• [Excerpt]:
☆ ☆ ☆

What Brought Us to Today
Optum and ABCO share a similar characteristic in that they were primarily built through acquisition. But unlike the Advisory Board, who had to sustain itself without a large parent organization, Optum has United Healthcare (UHG), a behemoth in the payer sector. Many of the solutions that Optum acquired over the years are being used today by UHG.

Within Optum, there are three distinct business units:

  • OptumHealth: Provides care delivery, care management and health and wellness services that target large employers, payers and government.
  • OptumRx: Pharmacy benefits management (PBM) service, again targeting employers, payers and government.
  • OptumInsight: Suite of technology products and services with strength in analytics, population health and revenue cycle targeting providers, payers, government and life science markets.

In 2016, OptumInsight generated $7.33 billion in revenue making it arguably the largest healthcare IT vendor in the industry. It is within OptumInsight that the majority of ABCO’s assets will likely reside due to technology, market and services synergies.

The Advisory Board is a well-known entity in the provider market providing both technology and strategic advisory services to provider organizations. For 2017, ABCO projected revenue in healthcare services of $551 million distributed across three main service lines (see Table 1).

Despite its broad and well-respected presence in the market, ABCO stumbled In last couple of years with lackluster growth and missed earnings estimates. Efforts to rationalize its diverse portfolio and trim expenses (RIF of 220 employees in early 2017) were in the works but these efforts were too little too late for impatient investors.

☆ ☆ ☆

• [Data to examine]:
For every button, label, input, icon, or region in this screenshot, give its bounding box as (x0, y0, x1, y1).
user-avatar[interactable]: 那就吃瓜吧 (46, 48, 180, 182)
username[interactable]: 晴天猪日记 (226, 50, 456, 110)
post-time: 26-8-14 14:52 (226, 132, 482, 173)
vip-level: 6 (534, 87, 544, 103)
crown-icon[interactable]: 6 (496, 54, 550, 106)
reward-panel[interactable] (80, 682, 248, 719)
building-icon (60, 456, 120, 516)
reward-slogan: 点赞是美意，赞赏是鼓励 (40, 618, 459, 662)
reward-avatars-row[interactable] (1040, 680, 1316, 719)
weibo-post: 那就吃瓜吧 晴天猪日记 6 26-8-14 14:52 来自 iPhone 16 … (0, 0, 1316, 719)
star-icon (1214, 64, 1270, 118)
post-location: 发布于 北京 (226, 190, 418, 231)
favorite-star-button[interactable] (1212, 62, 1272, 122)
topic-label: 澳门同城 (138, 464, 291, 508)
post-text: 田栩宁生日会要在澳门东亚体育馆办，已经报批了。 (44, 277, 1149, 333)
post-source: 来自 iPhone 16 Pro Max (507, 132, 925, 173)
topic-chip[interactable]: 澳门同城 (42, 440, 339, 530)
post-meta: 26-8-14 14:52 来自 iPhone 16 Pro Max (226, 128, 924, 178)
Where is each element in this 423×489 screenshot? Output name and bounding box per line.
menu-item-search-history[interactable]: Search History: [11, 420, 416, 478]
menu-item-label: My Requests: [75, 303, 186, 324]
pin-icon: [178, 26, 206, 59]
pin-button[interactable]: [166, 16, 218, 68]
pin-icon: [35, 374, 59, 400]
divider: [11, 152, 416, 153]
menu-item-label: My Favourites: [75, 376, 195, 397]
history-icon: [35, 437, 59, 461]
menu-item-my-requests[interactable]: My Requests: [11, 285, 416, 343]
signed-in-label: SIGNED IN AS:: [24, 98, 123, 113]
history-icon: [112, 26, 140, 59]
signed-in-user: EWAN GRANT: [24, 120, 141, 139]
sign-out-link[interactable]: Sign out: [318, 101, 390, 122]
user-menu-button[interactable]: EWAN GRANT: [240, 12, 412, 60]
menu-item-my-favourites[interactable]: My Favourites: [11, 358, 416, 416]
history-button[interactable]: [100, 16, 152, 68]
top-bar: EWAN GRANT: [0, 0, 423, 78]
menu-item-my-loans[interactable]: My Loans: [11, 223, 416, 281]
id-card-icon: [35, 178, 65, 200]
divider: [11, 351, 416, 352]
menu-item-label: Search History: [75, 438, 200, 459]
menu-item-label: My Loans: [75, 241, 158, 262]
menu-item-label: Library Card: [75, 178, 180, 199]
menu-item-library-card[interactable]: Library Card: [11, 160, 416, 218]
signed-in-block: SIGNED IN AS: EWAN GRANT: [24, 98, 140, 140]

☆ ☆ ☆

• [Problem 1]: Using the excerpt on Optum and ABCO, explain in one to three sentences why most of ABCO's assets will likely end up in OptumInsight.
• [Problem 2]: List the business units within Optum named in the excerpt on Optum and ABCO.

• [Written solution 1]: Most of ABCO's assets will likely reside within OptumInsight because of technology, market and services synergies.

• [Written solution 2]: OptumHealth, OptumRx, OptumInsight